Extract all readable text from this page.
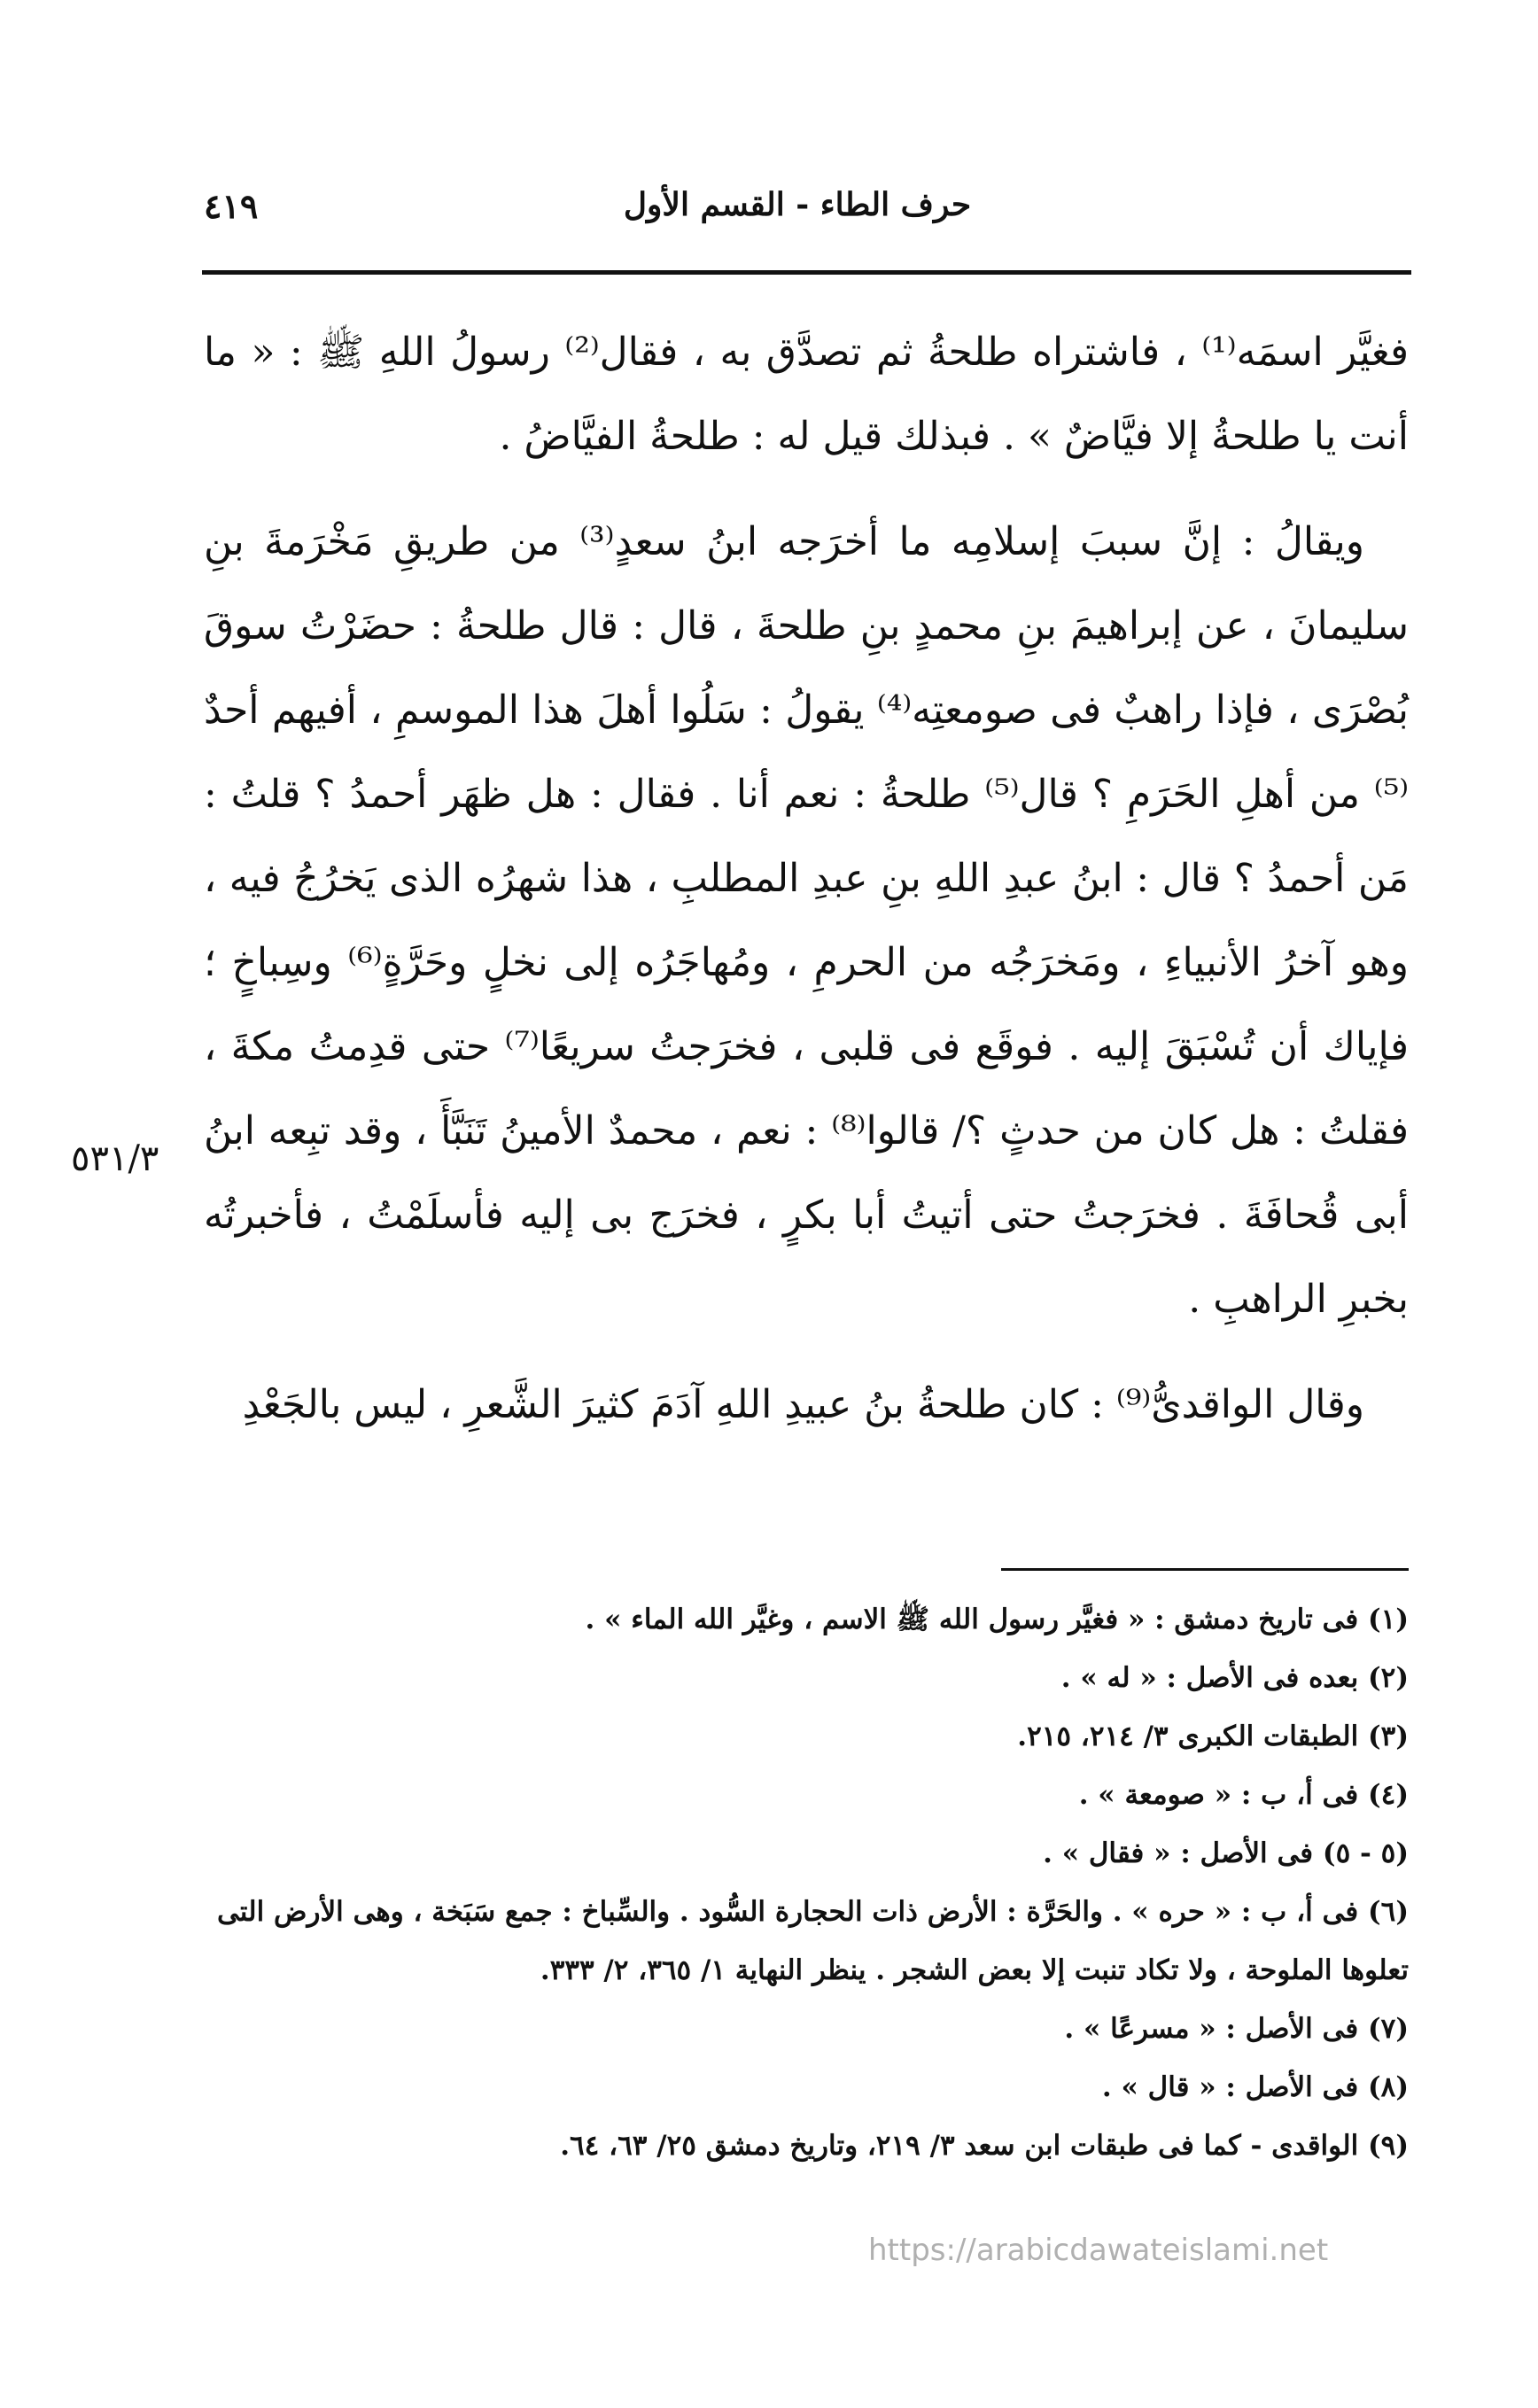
حرف الطاء - القسم الأول
٤١٩

فغيَّر اسمَه⁽¹⁾ ، فاشتراه طلحةُ ثم تصدَّق به ، فقال⁽²⁾ رسولُ اللهِ ﷺ : « ما أنت يا طلحةُ إلا فيَّاضٌ » . فبذلك قيل له : طلحةُ الفيَّاضُ .

ويقالُ : إنَّ سببَ إسلامِه ما أخرَجه ابنُ سعدٍ⁽³⁾ من طريقِ مَخْرَمةَ بنِ سليمانَ ، عن إبراهيمَ بنِ محمدٍ بنِ طلحةَ ، قال : قال طلحةُ : حضَرْتُ سوقَ بُصْرَى ، فإذا راهبٌ فى صومعتِه⁽⁴⁾ يقولُ : سَلُوا أهلَ هذا الموسمِ ، أفيهم أحدٌ ⁽⁵⁾ من أهلِ الحَرَمِ ؟ قال⁽⁵⁾ طلحةُ : نعم أنا . فقال : هل ظهَر أحمدُ ؟ قلتُ : مَن أحمدُ ؟ قال : ابنُ عبدِ اللهِ بنِ عبدِ المطلبِ ، هذا شهرُه الذى يَخرُجُ فيه ، وهو آخرُ الأنبياءِ ، ومَخرَجُه من الحرمِ ، ومُهاجَرُه إلى نخلٍ وحَرَّةٍ⁽⁶⁾ وسِباخٍ ؛ فإياك أن تُسْبَقَ إليه . فوقَع فى قلبى ، فخرَجتُ سريعًا⁽⁷⁾ حتى قدِمتُ مكةَ ، فقلتُ : هل كان من حدثٍ ؟/ قالوا⁽⁸⁾ : نعم ، محمدٌ الأمينُ تَنَبَّأَ ، وقد تبِعه ابنُ أبى قُحافَةَ . فخرَجتُ حتى أتيتُ أبا بكرٍ ، فخرَج بى إليه فأسلَمْتُ ، فأخبرتُه بخبرِ الراهبِ .

وقال الواقدىُّ⁽⁹⁾ : كان طلحةُ بنُ عبيدِ اللهِ آدَمَ كثيرَ الشَّعرِ ، ليس بالجَعْدِ

٥٣١/٣

(١) فى تاريخ دمشق : « فغيَّر رسول الله ﷺ الاسم ، وغيَّر الله الماء » .

(٢) بعده فى الأصل : « له » .

(٣) الطبقات الكبرى ٣/ ٢١٤، ٢١٥.

(٤) فى أ، ب : « صومعة » .

(٥ - ٥) فى الأصل : « فقال » .

(٦) فى أ، ب : « حره » . والحَرَّة : الأرض ذات الحجارة السُّود . والسِّباخ : جمع سَبَخة ، وهى الأرض التى تعلوها الملوحة ، ولا تكاد تنبت إلا بعض الشجر . ينظر النهاية ١/ ٣٦٥، ٢/ ٣٣٣.

(٧) فى الأصل : « مسرعًا » .

(٨) فى الأصل : « قال » .

(٩) الواقدى - كما فى طبقات ابن سعد ٣/ ٢١٩، وتاريخ دمشق ٢٥/ ٦٣، ٦٤.

https://arabicdawateislami.net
——
Aim of the task
Say how many lines in this material hold "الله", and say nothing else.

Task output
4